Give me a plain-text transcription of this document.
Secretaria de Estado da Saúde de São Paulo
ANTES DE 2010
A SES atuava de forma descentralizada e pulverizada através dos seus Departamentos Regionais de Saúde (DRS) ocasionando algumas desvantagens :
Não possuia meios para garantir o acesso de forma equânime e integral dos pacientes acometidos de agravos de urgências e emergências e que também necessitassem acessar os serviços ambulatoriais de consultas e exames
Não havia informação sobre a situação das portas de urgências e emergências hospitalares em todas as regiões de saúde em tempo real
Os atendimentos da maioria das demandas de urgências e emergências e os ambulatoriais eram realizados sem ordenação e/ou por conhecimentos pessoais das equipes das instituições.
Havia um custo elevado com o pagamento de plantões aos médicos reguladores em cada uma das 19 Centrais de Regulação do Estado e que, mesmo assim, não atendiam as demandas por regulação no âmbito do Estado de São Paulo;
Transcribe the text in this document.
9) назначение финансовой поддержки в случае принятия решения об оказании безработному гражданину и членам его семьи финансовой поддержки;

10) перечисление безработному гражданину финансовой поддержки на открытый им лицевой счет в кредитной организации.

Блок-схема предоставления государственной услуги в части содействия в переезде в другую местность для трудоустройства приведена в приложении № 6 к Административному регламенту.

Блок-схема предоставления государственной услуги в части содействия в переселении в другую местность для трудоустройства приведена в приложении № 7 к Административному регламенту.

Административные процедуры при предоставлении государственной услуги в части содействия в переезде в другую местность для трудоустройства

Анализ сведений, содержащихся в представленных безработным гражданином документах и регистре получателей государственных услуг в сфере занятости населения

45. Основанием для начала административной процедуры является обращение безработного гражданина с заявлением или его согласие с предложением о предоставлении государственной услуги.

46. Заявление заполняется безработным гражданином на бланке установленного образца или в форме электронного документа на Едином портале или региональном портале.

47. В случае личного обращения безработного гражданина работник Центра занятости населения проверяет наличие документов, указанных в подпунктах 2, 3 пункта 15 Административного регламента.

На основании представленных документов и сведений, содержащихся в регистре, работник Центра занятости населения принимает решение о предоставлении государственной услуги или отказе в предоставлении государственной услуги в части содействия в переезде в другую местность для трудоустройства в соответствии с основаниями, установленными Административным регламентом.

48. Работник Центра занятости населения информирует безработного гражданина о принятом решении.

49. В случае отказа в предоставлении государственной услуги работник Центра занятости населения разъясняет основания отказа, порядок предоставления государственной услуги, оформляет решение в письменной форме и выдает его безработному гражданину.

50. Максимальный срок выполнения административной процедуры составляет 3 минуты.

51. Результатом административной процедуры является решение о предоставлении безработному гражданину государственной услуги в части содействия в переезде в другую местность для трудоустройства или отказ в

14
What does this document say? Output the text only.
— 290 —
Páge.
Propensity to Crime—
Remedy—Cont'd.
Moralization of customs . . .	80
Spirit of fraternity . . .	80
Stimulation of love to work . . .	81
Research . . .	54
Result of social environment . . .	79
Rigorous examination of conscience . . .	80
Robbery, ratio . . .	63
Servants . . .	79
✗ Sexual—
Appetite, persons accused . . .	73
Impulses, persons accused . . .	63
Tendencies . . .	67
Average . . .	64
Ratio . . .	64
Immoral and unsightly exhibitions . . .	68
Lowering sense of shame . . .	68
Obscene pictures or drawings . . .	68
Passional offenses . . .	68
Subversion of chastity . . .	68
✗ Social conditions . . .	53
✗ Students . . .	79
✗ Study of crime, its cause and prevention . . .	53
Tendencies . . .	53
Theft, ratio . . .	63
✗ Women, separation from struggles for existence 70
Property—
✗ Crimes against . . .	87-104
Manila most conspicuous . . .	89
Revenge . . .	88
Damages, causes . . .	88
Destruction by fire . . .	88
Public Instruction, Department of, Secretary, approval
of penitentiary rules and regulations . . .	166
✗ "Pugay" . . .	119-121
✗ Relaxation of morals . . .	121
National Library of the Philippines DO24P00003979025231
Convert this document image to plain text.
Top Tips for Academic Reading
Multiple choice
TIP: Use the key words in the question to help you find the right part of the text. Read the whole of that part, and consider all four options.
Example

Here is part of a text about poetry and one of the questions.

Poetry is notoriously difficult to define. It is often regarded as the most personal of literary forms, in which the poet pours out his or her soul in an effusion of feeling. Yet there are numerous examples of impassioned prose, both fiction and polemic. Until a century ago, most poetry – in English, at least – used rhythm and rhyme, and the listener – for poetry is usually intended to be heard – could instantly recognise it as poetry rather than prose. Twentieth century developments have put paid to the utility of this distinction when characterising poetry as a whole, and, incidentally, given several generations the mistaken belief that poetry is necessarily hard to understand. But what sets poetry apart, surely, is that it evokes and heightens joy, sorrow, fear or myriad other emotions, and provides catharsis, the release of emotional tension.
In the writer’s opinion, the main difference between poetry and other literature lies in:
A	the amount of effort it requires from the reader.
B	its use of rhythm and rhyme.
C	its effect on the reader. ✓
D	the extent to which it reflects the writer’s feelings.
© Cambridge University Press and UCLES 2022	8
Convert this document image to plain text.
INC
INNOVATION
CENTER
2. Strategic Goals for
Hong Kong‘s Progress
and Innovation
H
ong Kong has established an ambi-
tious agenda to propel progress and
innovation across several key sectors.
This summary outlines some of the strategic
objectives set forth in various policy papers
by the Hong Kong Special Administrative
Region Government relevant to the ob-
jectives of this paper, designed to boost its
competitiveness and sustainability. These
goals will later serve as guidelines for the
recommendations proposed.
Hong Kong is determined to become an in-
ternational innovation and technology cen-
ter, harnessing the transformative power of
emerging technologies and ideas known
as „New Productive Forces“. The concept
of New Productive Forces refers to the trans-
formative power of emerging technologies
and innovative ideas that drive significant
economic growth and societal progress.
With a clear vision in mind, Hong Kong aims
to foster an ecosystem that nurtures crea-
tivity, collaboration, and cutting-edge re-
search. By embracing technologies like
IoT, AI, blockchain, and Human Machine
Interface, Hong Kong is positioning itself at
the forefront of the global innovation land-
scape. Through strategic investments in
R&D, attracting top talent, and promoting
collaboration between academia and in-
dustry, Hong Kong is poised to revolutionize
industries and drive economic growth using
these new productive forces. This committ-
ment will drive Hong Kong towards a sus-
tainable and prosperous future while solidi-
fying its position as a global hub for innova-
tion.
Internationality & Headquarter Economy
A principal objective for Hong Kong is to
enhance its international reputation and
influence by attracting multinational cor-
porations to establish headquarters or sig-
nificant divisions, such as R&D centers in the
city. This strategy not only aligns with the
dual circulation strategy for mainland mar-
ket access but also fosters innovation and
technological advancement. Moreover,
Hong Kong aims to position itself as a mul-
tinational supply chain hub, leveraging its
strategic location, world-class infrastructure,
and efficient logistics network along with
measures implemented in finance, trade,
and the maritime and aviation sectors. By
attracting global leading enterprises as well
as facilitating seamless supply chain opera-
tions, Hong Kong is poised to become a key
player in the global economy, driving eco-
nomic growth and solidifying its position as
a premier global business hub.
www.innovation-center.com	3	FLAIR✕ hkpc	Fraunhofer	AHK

::::

Direction: Please restate the data word for word, every record included.

Finished answer:
Give me a plain-text transcription of this document.
Secretaria de Estado da Saúde de São Paulo
ANTES DE 2010
A SES atuava de forma descentralizada e pulverizada através dos seus Departamentos Regionais de Saúde (DRS) ocasionando algumas desvantagens :
Não possuia meios para garantir o acesso de forma equânime e integral dos pacientes acometidos de agravos de urgências e emergências e que também necessitassem acessar os serviços ambulatoriais de consultas e exames
Não havia informação sobre a situação das portas de urgências e emergências hospitalares em todas as regiões de saúde em tempo real
Os atendimentos da maioria das demandas de urgências e emergências e os ambulatoriais eram realizados sem ordenação e/ou por conhecimentos pessoais das equipes das instituições.
Havia um custo elevado com o pagamento de plantões aos médicos reguladores em cada uma das 19 Centrais de Regulação do Estado e que, mesmo assim, não atendiam as demandas por regulação no âmbito do Estado de São Paulo;
Transcribe the text in this document.
9) назначение финансовой поддержки в случае принятия решения об оказании безработному гражданину и членам его семьи финансовой поддержки;

10) перечисление безработному гражданину финансовой поддержки на открытый им лицевой счет в кредитной организации.

Блок-схема предоставления государственной услуги в части содействия в переезде в другую местность для трудоустройства приведена в приложении № 6 к Административному регламенту.

Блок-схема предоставления государственной услуги в части содействия в переселении в другую местность для трудоустройства приведена в приложении № 7 к Административному регламенту.

Административные процедуры при предоставлении государственной услуги в части содействия в переезде в другую местность для трудоустройства

Анализ сведений, содержащихся в представленных безработным гражданином документах и регистре получателей государственных услуг в сфере занятости населения

45. Основанием для начала административной процедуры является обращение безработного гражданина с заявлением или его согласие с предложением о предоставлении государственной услуги.

46. Заявление заполняется безработным гражданином на бланке установленного образца или в форме электронного документа на Едином портале или региональном портале.

47. В случае личного обращения безработного гражданина работник Центра занятости населения проверяет наличие документов, указанных в подпунктах 2, 3 пункта 15 Административного регламента.

На основании представленных документов и сведений, содержащихся в регистре, работник Центра занятости населения принимает решение о предоставлении государственной услуги или отказе в предоставлении государственной услуги в части содействия в переезде в другую местность для трудоустройства в соответствии с основаниями, установленными Административным регламентом.

48. Работник Центра занятости населения информирует безработного гражданина о принятом решении.

49. В случае отказа в предоставлении государственной услуги работник Центра занятости населения разъясняет основания отказа, порядок предоставления государственной услуги, оформляет решение в письменной форме и выдает его безработному гражданину.

50. Максимальный срок выполнения административной процедуры составляет 3 минуты.

51. Результатом административной процедуры является решение о предоставлении безработному гражданину государственной услуги в части содействия в переезде в другую местность для трудоустройства или отказ в

14
What does this document say? Output the text only.
— 290 —
Páge.
Propensity to Crime—
Remedy—Cont'd.
Moralization of customs . . .	80
Spirit of fraternity . . .	80
Stimulation of love to work . . .	81
Research . . .	54
Result of social environment . . .	79
Rigorous examination of conscience . . .	80
Robbery, ratio . . .	63
Servants . . .	79
✗ Sexual—
Appetite, persons accused . . .	73
Impulses, persons accused . . .	63
Tendencies . . .	67
Average . . .	64
Ratio . . .	64
Immoral and unsightly exhibitions . . .	68
Lowering sense of shame . . .	68
Obscene pictures or drawings . . .	68
Passional offenses . . .	68
Subversion of chastity . . .	68
✗ Social conditions . . .	53
✗ Students . . .	79
✗ Study of crime, its cause and prevention . . .	53
Tendencies . . .	53
Theft, ratio . . .	63
✗ Women, separation from struggles for existence 70
Property—
✗ Crimes against . . .	87-104
Manila most conspicuous . . .	89
Revenge . . .	88
Damages, causes . . .	88
Destruction by fire . . .	88
Public Instruction, Department of, Secretary, approval
of penitentiary rules and regulations . . .	166
✗ "Pugay" . . .	119-121
✗ Relaxation of morals . . .	121
National Library of the Philippines DO24P00003979025231
Convert this document image to plain text.
Top Tips for Academic Reading
Multiple choice
TIP: Use the key words in the question to help you find the right part of the text. Read the whole of that part, and consider all four options.
Example

Here is part of a text about poetry and one of the questions.

Poetry is notoriously difficult to define. It is often regarded as the most personal of literary forms, in which the poet pours out his or her soul in an effusion of feeling. Yet there are numerous examples of impassioned prose, both fiction and polemic. Until a century ago, most poetry – in English, at least – used rhythm and rhyme, and the listener – for poetry is usually intended to be heard – could instantly recognise it as poetry rather than prose. Twentieth century developments have put paid to the utility of this distinction when characterising poetry as a whole, and, incidentally, given several generations the mistaken belief that poetry is necessarily hard to understand. But what sets poetry apart, surely, is that it evokes and heightens joy, sorrow, fear or myriad other emotions, and provides catharsis, the release of emotional tension.
In the writer’s opinion, the main difference between poetry and other literature lies in:
A	the amount of effort it requires from the reader.
B	its use of rhythm and rhyme.
C	its effect on the reader. ✓
D	the extent to which it reflects the writer’s feelings.
© Cambridge University Press and UCLES 2022	8
Convert this document image to plain text.
INC
INNOVATION
CENTER
2. Strategic Goals for
Hong Kong‘s Progress
and Innovation
H
ong Kong has established an ambi-
tious agenda to propel progress and
innovation across several key sectors.
This summary outlines some of the strategic
objectives set forth in various policy papers
by the Hong Kong Special Administrative
Region Government relevant to the ob-
jectives of this paper, designed to boost its
competitiveness and sustainability. These
goals will later serve as guidelines for the
recommendations proposed.
Hong Kong is determined to become an in-
ternational innovation and technology cen-
ter, harnessing the transformative power of
emerging technologies and ideas known
as „New Productive Forces“. The concept
of New Productive Forces refers to the trans-
formative power of emerging technologies
and innovative ideas that drive significant
economic growth and societal progress.
With a clear vision in mind, Hong Kong aims
to foster an ecosystem that nurtures crea-
tivity, collaboration, and cutting-edge re-
search. By embracing technologies like
IoT, AI, blockchain, and Human Machine
Interface, Hong Kong is positioning itself at
the forefront of the global innovation land-
scape. Through strategic investments in
R&D, attracting top talent, and promoting
collaboration between academia and in-
dustry, Hong Kong is poised to revolutionize
industries and drive economic growth using
these new productive forces. This committ-
ment will drive Hong Kong towards a sus-
tainable and prosperous future while solidi-
fying its position as a global hub for innova-
tion.
Internationality & Headquarter Economy
A principal objective for Hong Kong is to
enhance its international reputation and
influence by attracting multinational cor-
porations to establish headquarters or sig-
nificant divisions, such as R&D centers in the
city. This strategy not only aligns with the
dual circulation strategy for mainland mar-
ket access but also fosters innovation and
technological advancement. Moreover,
Hong Kong aims to position itself as a mul-
tinational supply chain hub, leveraging its
strategic location, world-class infrastructure,
and efficient logistics network along with
measures implemented in finance, trade,
and the maritime and aviation sectors. By
attracting global leading enterprises as well
as facilitating seamless supply chain opera-
tions, Hong Kong is poised to become a key
player in the global economy, driving eco-
nomic growth and solidifying its position as
a premier global business hub.
www.innovation-center.com	3	FLAIR✕ hkpc	Fraunhofer	AHK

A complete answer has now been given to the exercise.